■ **WHAT TO DO**:
Number of lines with "Energinė" in the data: give that figure by itself.

■ **INFORMATION SHOWN**:
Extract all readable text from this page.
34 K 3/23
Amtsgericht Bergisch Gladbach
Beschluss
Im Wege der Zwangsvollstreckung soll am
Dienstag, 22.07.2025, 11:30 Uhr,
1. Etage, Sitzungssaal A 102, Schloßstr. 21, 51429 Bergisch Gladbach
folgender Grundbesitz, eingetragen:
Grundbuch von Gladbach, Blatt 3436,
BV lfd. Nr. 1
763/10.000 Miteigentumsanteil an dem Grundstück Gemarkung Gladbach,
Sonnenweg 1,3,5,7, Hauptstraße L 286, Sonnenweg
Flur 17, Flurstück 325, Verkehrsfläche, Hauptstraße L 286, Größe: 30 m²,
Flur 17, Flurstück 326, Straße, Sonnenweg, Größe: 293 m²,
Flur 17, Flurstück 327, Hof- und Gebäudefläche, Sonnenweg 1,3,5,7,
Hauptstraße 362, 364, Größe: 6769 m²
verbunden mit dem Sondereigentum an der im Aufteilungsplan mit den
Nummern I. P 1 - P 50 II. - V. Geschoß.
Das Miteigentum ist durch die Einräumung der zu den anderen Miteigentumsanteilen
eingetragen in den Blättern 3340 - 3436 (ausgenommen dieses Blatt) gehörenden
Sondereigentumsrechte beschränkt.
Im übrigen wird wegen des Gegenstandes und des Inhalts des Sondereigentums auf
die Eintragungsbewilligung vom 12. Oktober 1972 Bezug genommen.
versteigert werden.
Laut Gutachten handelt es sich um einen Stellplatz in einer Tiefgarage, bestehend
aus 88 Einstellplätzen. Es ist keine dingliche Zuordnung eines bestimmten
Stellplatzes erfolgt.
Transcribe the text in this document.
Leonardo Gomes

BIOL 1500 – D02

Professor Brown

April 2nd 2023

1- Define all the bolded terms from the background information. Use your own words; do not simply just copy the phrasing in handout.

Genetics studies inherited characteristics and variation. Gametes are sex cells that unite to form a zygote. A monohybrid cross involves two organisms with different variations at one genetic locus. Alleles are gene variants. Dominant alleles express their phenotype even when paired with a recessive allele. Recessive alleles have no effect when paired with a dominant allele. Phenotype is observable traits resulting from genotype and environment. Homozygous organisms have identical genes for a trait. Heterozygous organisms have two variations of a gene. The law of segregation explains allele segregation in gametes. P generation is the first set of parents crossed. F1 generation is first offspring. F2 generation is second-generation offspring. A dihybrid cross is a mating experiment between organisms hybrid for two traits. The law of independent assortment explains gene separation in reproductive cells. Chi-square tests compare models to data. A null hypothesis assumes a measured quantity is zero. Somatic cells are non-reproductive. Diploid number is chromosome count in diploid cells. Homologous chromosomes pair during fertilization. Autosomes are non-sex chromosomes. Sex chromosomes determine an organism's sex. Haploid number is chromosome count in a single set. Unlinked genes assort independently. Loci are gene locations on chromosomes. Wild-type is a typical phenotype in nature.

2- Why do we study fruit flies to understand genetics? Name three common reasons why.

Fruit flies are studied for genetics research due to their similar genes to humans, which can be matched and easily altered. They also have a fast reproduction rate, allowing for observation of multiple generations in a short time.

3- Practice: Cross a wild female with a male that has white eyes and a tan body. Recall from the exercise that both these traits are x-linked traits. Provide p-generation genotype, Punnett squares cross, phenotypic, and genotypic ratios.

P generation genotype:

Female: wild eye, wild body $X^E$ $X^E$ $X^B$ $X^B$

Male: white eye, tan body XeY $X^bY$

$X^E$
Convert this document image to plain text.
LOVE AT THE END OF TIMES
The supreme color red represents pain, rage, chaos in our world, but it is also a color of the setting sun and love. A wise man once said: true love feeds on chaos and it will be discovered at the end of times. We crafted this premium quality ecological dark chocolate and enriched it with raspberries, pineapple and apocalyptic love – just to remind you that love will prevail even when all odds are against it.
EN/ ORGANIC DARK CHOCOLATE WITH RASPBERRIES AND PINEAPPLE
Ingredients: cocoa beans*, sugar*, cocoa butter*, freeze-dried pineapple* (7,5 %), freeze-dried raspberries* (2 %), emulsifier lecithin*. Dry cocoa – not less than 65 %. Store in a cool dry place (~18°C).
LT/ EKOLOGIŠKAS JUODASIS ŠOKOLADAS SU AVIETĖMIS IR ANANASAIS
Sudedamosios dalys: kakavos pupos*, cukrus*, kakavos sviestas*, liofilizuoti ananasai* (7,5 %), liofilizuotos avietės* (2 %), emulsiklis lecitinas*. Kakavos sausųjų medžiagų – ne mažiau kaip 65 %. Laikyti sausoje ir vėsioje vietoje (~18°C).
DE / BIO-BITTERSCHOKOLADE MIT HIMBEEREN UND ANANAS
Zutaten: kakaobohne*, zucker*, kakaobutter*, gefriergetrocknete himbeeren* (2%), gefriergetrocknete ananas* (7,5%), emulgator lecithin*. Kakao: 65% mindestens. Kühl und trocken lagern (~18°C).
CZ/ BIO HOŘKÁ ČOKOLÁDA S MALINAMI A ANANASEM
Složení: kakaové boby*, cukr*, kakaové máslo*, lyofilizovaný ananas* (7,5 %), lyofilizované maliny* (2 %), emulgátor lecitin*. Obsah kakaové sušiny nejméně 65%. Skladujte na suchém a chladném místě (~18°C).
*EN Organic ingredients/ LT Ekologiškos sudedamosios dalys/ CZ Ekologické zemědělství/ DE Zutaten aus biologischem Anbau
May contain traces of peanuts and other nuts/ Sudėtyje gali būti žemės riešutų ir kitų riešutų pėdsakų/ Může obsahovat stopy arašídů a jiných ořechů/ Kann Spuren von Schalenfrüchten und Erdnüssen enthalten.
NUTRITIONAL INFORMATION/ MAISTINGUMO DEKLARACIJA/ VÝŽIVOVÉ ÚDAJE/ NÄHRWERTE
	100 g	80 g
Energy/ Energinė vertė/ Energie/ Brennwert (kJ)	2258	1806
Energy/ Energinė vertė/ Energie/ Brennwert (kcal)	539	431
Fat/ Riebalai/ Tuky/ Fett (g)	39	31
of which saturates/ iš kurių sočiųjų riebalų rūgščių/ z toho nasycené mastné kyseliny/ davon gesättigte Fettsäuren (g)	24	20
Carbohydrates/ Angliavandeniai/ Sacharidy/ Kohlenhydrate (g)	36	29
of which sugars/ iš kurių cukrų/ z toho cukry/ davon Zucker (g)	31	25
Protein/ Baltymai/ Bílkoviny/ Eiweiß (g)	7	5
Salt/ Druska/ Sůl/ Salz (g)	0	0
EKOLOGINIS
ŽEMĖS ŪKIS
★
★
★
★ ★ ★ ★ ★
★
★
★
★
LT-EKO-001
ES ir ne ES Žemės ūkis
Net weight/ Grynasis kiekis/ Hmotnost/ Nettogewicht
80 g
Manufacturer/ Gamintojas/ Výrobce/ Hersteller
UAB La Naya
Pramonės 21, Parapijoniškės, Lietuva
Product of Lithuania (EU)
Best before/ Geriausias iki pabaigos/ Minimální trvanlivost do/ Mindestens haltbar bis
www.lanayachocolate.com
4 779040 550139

■ **RESPONSE TO THE TASK**:
2